Selected extract:
_____

The basic issue, Clark rightly explains, is submission to the teach­ings of God revealed in the Bible. Those who hold to the well-meant offer, he believes, “submit to Scripture as it comes to us.”15 Specifically, they submit to Scripture’s revelation that God hates and wills the damnation of the reprobate with His decretive will and loves and desires the same reprobate with His preceptive will in the preaching of the gospel.16 This is a “paradox” that creates “tension,” Clark admits, but it is not valid to say that the well-meant offer presents a two-faced God who with a Calvinist face loves only the elect and an Arminian face loves all men. For Clark, the well-meant gospel offer is pure Calvinism and must be recognized as such if one properly understands the Reformed conception of archetypal and ectypal theology.

_____

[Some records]
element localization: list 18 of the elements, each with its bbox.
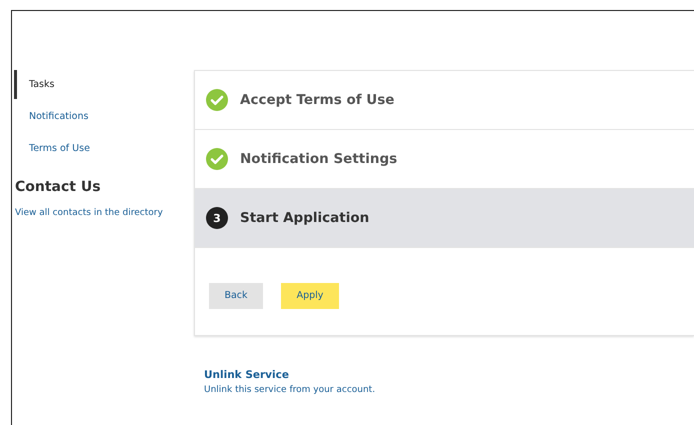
sidebar-item[interactable]: Terms of Use <box>14 134 182 163</box>
step-title: Start Application <box>240 210 370 226</box>
step-title: Accept Terms of Use <box>240 92 394 108</box>
check-circle-icon <box>206 148 228 170</box>
sidebar-item[interactable]: Notifications <box>14 102 182 131</box>
unlink-link[interactable]: Unlink Service <box>204 369 694 381</box>
step-row[interactable]: 3 Start Application <box>195 189 694 248</box>
sidebar-item[interactable]: Tasks <box>14 70 182 99</box>
back-button[interactable]: Back <box>209 282 263 308</box>
directory-link[interactable]: View all contacts in the directory <box>15 208 182 218</box>
step-title: Notification Settings <box>240 151 398 167</box>
step-number: 3 <box>206 207 228 229</box>
step-row[interactable]: Notification Settings <box>195 130 694 189</box>
unlink-description: Unlink this service from your account. <box>204 385 376 395</box>
contact-heading: Contact Us <box>15 179 102 195</box>
step-row[interactable]: Accept Terms of Use <box>195 71 694 130</box>
apply-button[interactable]: Apply <box>281 282 339 308</box>
check-circle-icon <box>206 89 228 111</box>
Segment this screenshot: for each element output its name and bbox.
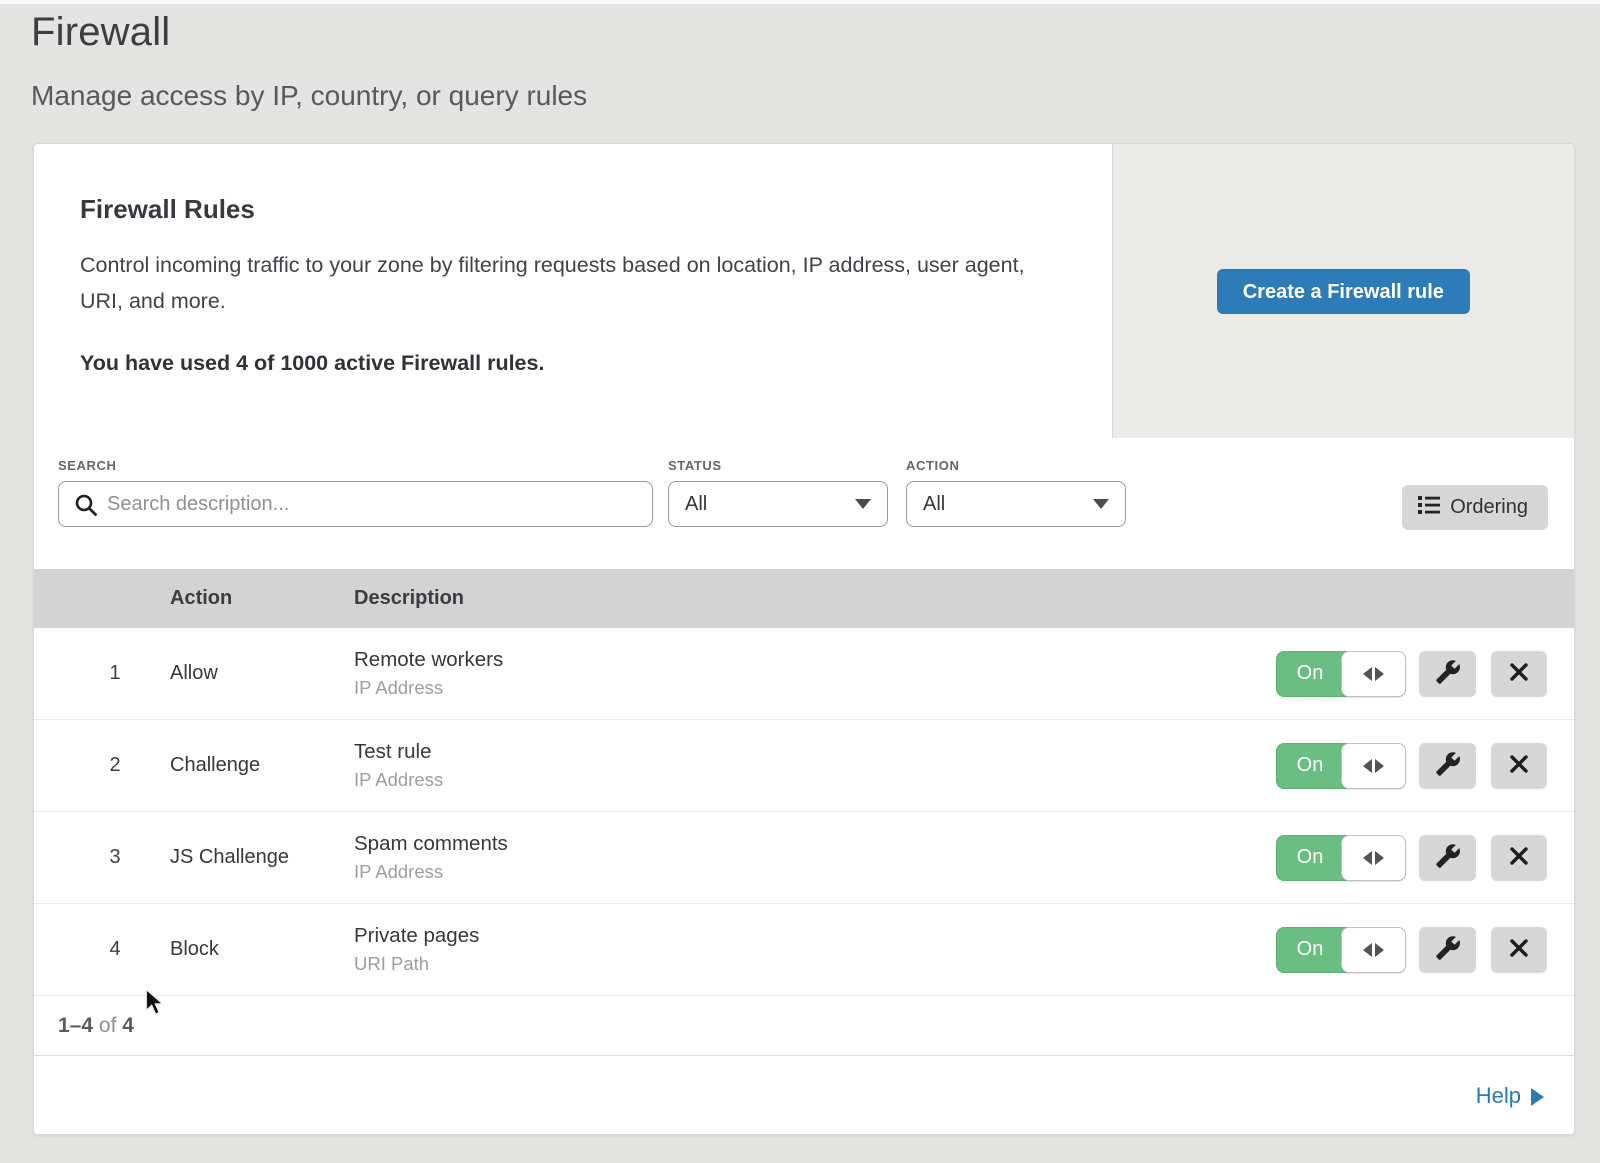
close-icon — [1508, 937, 1530, 962]
chevron-down-icon — [855, 499, 871, 509]
wrench-icon — [1435, 751, 1461, 780]
firewall-rules-card: Firewall Rules Control incoming traffic … — [33, 143, 1575, 1135]
ordering-button-label: Ordering — [1450, 496, 1528, 519]
table-header: Action Description — [34, 569, 1574, 628]
edit-rule-button[interactable] — [1419, 927, 1476, 973]
toggle-arrows-icon — [1341, 743, 1406, 789]
page-subtitle: Manage access by IP, country, or query r… — [31, 80, 587, 112]
wrench-icon — [1435, 659, 1461, 688]
close-icon — [1508, 753, 1530, 778]
chevron-down-icon — [1093, 499, 1109, 509]
action-selected-value: All — [923, 493, 945, 516]
table-row: 1 Allow Remote workers IP Address On — [34, 628, 1574, 720]
delete-rule-button[interactable] — [1491, 835, 1547, 881]
toggle-on-label: On — [1277, 928, 1343, 972]
rules-heading: Firewall Rules — [80, 194, 1052, 225]
rule-enabled-toggle[interactable]: On — [1276, 835, 1406, 881]
rule-priority: 4 — [34, 938, 170, 961]
rule-action: Challenge — [170, 754, 354, 777]
rule-description: Spam comments — [354, 832, 1276, 856]
edit-rule-button[interactable] — [1419, 651, 1476, 697]
card-header-action-panel: Create a Firewall rule — [1112, 144, 1574, 438]
rule-description: Remote workers — [354, 648, 1276, 672]
wrench-icon — [1435, 843, 1461, 872]
delete-rule-button[interactable] — [1491, 651, 1547, 697]
rule-priority: 3 — [34, 846, 170, 869]
help-link[interactable]: Help — [1476, 1083, 1544, 1109]
status-selected-value: All — [685, 493, 707, 516]
range-start-end: 1–4 — [58, 1014, 93, 1037]
table-row: 3 JS Challenge Spam comments IP Address … — [34, 812, 1574, 904]
search-input[interactable] — [59, 482, 652, 526]
rule-match-type: IP Address — [354, 861, 1276, 883]
delete-rule-button[interactable] — [1491, 927, 1547, 973]
rule-priority: 2 — [34, 754, 170, 777]
ordering-button[interactable]: Ordering — [1402, 485, 1548, 530]
search-box — [58, 481, 653, 527]
toggle-arrows-icon — [1341, 835, 1406, 881]
help-arrow-icon — [1531, 1088, 1544, 1106]
close-icon — [1508, 845, 1530, 870]
rule-priority: 1 — [34, 662, 170, 685]
search-label: SEARCH — [58, 458, 653, 473]
toggle-arrows-icon — [1341, 651, 1406, 697]
toggle-on-label: On — [1277, 836, 1343, 880]
rule-action: JS Challenge — [170, 846, 354, 869]
action-select[interactable]: All — [906, 481, 1126, 527]
window-top-strip — [0, 0, 1600, 4]
rule-description: Test rule — [354, 740, 1276, 764]
help-row: Help — [34, 1056, 1574, 1135]
toggle-on-label: On — [1277, 652, 1343, 696]
rules-usage-count: You have used 4 of 1000 active Firewall … — [80, 351, 1052, 376]
rule-match-type: URI Path — [354, 953, 1276, 975]
column-header-action: Action — [170, 587, 354, 610]
rules-description: Control incoming traffic to your zone by… — [80, 247, 1030, 319]
toggle-arrows-icon — [1341, 927, 1406, 973]
range-total: 4 — [122, 1014, 134, 1037]
card-header: Firewall Rules Control incoming traffic … — [34, 144, 1574, 438]
filter-bar: SEARCH STATUS All ACTION All — [34, 438, 1574, 569]
close-icon — [1508, 661, 1530, 686]
rule-enabled-toggle[interactable]: On — [1276, 651, 1406, 697]
create-firewall-rule-button[interactable]: Create a Firewall rule — [1217, 269, 1470, 314]
card-header-text: Firewall Rules Control incoming traffic … — [34, 144, 1112, 438]
page-title: Firewall — [31, 10, 170, 55]
rule-match-type: IP Address — [354, 677, 1276, 699]
wrench-icon — [1435, 935, 1461, 964]
column-header-description: Description — [354, 587, 1574, 610]
rule-enabled-toggle[interactable]: On — [1276, 927, 1406, 973]
rule-action: Block — [170, 938, 354, 961]
table-row: 4 Block Private pages URI Path On — [34, 904, 1574, 996]
help-link-label: Help — [1476, 1083, 1521, 1109]
rule-action: Allow — [170, 662, 354, 685]
rule-enabled-toggle[interactable]: On — [1276, 743, 1406, 789]
table-row: 2 Challenge Test rule IP Address On — [34, 720, 1574, 812]
edit-rule-button[interactable] — [1419, 743, 1476, 789]
status-select[interactable]: All — [668, 481, 888, 527]
action-label: ACTION — [906, 458, 1126, 473]
toggle-on-label: On — [1277, 744, 1343, 788]
edit-rule-button[interactable] — [1419, 835, 1476, 881]
search-icon — [74, 493, 98, 522]
status-label: STATUS — [668, 458, 888, 473]
ordering-list-icon — [1418, 495, 1440, 521]
rule-match-type: IP Address — [354, 769, 1276, 791]
pagination-range: 1–4 of 4 — [58, 1014, 134, 1038]
delete-rule-button[interactable] — [1491, 743, 1547, 789]
pagination-row: 1–4 of 4 — [34, 996, 1574, 1056]
range-of-label: of — [99, 1014, 117, 1037]
rule-description: Private pages — [354, 924, 1276, 948]
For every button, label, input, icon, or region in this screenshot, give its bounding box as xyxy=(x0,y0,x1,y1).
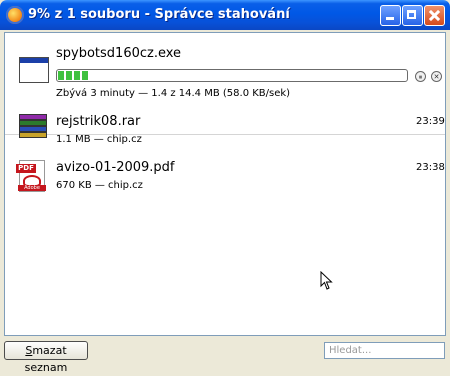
download-status: Zbývá 3 minuty — 1.4 z 14.4 MB (58.0 KB/… xyxy=(56,88,291,99)
download-filename: rejstrik08.rar xyxy=(56,114,141,129)
mouse-cursor-icon xyxy=(320,271,333,290)
download-status: 1.1 MB — chip.cz xyxy=(56,134,142,145)
rar-archive-icon xyxy=(19,114,49,144)
pdf-document-icon: PDF Adobe xyxy=(16,160,46,192)
download-manager-window: 9% z 1 souboru - Správce stahování spybo… xyxy=(0,0,450,374)
clear-list-button[interactable]: Smazat seznam xyxy=(4,341,88,374)
download-item-rar[interactable]: rejstrik08.rar 1.1 MB — chip.cz 23:39 xyxy=(5,108,445,152)
adobe-brand: Adobe xyxy=(18,185,46,191)
pdf-badge: PDF xyxy=(16,164,36,173)
minimize-button[interactable] xyxy=(380,5,401,26)
exe-window-icon xyxy=(19,57,49,83)
firefox-icon xyxy=(6,6,24,24)
download-filename: spybotsd160cz.exe xyxy=(56,46,182,61)
clear-list-label: mazat seznam xyxy=(24,344,68,374)
download-time: 23:39 xyxy=(416,116,445,127)
search-input[interactable] xyxy=(324,342,445,359)
download-time: 23:38 xyxy=(416,162,445,173)
download-status: 670 KB — chip.cz xyxy=(56,180,143,191)
download-item-pdf[interactable]: PDF Adobe avizo-01-2009.pdf 670 KB — chi… xyxy=(5,154,445,198)
cancel-icon[interactable]: ✕ xyxy=(431,71,442,82)
window-title: 9% z 1 souboru - Správce stahování xyxy=(28,7,290,22)
download-progress-bar xyxy=(56,69,408,82)
downloads-list[interactable]: spybotsd160cz.exe ⏸ ✕ Zbývá 3 minuty — 1… xyxy=(4,32,446,336)
title-bar[interactable]: 9% z 1 souboru - Správce stahování xyxy=(0,0,450,30)
download-filename: avizo-01-2009.pdf xyxy=(56,160,175,175)
progress-fill xyxy=(58,71,90,80)
pause-icon[interactable]: ⏸ xyxy=(415,71,426,82)
close-button[interactable] xyxy=(424,5,445,26)
maximize-button[interactable] xyxy=(402,5,423,26)
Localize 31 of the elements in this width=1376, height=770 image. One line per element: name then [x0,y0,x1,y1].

_____

Copy the passage on the well-meant gospel offer, starting at the words "The basic issue, Clark" and ending after "and ectypal theology.".

The basic issue, Clark rightly explains, is submission to the teach­ings of God revealed in the Bible. Those who hold to the well-meant offer, he believes, “submit to Scripture as it comes to us.”15 Specifically, they submit to Scripture’s revelation that God hates and wills the damnation of the reprobate with His decretive will and loves and desires the same reprobate with His preceptive will in the preaching of the gospel.16 This is a “paradox” that creates “tension,” Clark admits, but it is not valid to say that the well-meant offer presents a two-faced God who with a Calvinist face loves only the elect and an Arminian face loves all men. For Clark, the well-meant gospel offer is pure Calvinism and must be recognized as such if one properly understands the Reformed conception of archetypal and ectypal theology.